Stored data

"""

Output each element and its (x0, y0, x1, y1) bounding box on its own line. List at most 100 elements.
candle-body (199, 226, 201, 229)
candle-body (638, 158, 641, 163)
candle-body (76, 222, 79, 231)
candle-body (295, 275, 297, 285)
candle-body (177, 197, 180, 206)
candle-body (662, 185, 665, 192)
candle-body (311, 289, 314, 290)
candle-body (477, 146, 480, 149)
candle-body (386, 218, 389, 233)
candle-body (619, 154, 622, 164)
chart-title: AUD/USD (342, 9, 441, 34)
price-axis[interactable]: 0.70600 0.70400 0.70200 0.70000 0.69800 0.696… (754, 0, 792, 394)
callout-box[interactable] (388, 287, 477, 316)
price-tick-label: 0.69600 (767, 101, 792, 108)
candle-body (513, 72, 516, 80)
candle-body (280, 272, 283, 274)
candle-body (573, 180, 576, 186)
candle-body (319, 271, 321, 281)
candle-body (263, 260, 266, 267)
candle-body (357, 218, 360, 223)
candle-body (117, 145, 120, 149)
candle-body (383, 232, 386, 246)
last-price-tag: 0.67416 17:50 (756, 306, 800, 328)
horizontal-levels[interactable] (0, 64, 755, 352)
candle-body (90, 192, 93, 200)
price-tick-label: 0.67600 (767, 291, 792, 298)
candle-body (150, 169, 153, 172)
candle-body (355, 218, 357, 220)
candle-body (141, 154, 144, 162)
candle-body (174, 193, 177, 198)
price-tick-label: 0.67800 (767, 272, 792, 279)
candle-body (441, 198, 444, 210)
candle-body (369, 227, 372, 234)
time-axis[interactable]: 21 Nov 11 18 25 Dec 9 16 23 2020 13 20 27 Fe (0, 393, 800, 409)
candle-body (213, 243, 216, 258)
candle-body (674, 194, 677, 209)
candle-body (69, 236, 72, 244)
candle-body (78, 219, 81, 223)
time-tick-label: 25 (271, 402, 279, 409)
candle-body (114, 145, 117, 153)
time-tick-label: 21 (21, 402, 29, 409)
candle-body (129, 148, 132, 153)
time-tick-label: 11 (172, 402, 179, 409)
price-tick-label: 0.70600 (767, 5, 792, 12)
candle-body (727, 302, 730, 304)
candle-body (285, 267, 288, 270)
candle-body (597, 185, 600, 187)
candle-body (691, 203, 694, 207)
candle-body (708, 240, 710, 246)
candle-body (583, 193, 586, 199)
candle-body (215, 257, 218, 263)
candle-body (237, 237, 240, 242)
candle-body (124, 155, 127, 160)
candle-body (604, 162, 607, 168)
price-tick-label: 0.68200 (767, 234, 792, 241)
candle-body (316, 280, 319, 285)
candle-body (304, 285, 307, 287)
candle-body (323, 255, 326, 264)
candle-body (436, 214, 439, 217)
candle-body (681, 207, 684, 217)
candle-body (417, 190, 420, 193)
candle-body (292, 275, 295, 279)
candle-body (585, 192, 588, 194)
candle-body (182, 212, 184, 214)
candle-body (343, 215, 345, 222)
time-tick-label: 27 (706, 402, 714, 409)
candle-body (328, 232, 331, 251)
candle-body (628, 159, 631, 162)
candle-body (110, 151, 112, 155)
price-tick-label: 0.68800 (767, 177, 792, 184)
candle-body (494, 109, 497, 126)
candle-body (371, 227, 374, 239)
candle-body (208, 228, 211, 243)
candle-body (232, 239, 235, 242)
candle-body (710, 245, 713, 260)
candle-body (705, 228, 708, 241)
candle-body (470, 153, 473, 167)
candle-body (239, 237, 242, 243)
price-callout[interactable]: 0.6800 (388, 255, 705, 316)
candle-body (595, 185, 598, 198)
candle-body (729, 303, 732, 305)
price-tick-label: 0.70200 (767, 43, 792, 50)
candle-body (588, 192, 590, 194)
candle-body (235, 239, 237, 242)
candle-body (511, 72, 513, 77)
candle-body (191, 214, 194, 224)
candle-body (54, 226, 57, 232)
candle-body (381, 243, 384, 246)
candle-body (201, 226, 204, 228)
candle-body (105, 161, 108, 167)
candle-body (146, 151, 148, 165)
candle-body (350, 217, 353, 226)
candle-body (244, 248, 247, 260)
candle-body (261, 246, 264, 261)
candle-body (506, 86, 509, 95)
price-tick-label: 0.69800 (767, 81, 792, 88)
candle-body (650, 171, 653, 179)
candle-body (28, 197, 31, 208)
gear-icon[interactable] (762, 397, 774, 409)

"""

◆ **Aim**
Can you copy the lines of the material word for word, starting at its first line and ending at the line that contains "chart-title: AUD/USD (342, 9, 441, 34)", with both included?

◆ **Written response**
Output each element and its (x0, y0, x1, y1) bounding box on its own line. List at most 100 elements.
candle-body (199, 226, 201, 229)
candle-body (638, 158, 641, 163)
candle-body (76, 222, 79, 231)
candle-body (295, 275, 297, 285)
candle-body (177, 197, 180, 206)
candle-body (662, 185, 665, 192)
candle-body (311, 289, 314, 290)
candle-body (477, 146, 480, 149)
candle-body (386, 218, 389, 233)
candle-body (619, 154, 622, 164)
chart-title: AUD/USD (342, 9, 441, 34)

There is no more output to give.